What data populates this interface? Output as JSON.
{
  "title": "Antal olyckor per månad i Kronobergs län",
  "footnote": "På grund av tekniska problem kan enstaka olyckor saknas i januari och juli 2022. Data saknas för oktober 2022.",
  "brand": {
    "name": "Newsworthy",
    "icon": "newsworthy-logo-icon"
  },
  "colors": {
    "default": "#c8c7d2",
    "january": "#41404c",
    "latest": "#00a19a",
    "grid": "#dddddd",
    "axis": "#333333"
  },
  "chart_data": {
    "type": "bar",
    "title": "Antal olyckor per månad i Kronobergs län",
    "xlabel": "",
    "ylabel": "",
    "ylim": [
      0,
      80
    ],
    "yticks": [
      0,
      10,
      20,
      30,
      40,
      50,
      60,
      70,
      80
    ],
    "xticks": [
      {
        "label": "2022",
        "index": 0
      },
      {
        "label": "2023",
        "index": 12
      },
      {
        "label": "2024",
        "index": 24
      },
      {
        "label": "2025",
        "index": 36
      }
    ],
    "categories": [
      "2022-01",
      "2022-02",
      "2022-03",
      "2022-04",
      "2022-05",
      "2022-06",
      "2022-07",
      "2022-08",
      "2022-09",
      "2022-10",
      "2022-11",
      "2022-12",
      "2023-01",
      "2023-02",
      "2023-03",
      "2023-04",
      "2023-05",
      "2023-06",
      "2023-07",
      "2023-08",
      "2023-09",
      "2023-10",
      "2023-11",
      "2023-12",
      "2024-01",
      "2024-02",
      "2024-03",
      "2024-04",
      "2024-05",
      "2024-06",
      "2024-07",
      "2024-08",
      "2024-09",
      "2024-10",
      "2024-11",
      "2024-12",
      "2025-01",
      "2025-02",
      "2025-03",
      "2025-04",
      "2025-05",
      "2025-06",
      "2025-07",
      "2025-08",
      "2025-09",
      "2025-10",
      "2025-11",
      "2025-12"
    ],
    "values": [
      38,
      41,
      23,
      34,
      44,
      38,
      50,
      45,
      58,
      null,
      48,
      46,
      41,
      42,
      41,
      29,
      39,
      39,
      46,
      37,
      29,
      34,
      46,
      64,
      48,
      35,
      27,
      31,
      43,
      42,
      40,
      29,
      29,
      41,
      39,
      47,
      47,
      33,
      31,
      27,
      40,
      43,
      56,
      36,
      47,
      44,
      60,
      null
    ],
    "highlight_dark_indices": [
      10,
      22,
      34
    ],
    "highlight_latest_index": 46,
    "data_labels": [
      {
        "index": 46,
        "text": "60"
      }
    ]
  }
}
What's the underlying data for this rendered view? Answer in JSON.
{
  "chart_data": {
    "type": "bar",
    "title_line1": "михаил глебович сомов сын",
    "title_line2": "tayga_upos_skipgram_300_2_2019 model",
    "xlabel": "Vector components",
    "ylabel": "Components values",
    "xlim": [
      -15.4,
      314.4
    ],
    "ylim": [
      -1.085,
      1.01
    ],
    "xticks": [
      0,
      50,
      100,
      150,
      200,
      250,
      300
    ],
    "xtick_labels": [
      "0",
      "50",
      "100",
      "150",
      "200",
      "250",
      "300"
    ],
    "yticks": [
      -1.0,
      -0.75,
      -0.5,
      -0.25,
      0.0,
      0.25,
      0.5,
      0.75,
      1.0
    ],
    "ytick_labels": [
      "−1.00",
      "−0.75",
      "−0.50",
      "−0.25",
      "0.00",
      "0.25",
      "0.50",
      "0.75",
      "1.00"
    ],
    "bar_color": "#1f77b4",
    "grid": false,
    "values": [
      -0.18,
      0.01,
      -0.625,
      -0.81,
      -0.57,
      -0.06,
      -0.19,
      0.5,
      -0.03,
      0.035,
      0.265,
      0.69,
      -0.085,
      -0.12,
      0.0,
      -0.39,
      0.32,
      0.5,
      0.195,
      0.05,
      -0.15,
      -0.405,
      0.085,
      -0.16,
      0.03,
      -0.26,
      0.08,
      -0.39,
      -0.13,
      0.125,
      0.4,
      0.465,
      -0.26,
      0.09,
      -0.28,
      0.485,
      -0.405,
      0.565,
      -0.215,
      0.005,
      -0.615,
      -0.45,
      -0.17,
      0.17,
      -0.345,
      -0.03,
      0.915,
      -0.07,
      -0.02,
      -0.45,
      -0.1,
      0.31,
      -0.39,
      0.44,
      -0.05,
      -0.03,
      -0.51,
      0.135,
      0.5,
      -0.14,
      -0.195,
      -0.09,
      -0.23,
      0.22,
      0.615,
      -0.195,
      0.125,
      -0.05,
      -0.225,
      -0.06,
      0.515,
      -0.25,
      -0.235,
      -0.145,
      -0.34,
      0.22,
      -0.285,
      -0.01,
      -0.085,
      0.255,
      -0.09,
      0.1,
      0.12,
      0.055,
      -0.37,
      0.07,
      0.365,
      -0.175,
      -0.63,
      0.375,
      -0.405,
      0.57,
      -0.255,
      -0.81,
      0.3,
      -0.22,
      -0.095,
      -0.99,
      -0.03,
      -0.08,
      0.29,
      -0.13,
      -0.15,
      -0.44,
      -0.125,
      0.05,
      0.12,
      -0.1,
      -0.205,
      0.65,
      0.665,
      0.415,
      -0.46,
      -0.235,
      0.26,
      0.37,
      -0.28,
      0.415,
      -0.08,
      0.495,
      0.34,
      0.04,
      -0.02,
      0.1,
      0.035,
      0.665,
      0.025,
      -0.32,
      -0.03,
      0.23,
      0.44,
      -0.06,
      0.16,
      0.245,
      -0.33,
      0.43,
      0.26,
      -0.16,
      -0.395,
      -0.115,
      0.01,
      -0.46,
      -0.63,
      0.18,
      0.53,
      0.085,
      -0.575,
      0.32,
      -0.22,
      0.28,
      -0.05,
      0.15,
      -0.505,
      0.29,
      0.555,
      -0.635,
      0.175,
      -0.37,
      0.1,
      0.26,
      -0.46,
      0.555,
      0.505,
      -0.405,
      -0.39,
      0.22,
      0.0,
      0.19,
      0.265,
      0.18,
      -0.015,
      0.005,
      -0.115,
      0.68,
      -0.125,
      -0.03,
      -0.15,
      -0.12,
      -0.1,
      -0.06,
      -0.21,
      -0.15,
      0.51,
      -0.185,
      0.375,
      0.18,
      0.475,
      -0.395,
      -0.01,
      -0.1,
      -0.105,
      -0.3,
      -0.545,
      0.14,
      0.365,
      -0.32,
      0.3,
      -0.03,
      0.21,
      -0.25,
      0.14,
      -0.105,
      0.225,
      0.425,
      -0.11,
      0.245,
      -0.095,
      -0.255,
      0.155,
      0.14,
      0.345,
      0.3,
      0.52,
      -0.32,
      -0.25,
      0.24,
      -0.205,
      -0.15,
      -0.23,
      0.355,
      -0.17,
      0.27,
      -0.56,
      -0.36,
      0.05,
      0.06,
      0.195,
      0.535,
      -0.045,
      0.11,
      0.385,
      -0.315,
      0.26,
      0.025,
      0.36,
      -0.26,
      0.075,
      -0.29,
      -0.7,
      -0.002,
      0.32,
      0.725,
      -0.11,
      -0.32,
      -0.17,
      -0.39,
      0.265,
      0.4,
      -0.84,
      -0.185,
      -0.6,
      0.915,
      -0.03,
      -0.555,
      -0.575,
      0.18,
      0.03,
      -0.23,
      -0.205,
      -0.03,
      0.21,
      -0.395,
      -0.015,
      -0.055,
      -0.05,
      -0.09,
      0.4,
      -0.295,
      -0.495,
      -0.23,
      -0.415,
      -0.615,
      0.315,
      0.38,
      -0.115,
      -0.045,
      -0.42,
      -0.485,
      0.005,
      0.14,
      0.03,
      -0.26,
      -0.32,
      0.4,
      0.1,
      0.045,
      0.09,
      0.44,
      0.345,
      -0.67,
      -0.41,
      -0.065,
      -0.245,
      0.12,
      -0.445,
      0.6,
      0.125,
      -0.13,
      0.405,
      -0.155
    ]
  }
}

## What to do
Every line that holds the word "Kronobergs" should be extracted.

## The output
  "title": "Antal olyckor per månad i Kronobergs län",
    "title": "Antal olyckor per månad i Kronobergs län",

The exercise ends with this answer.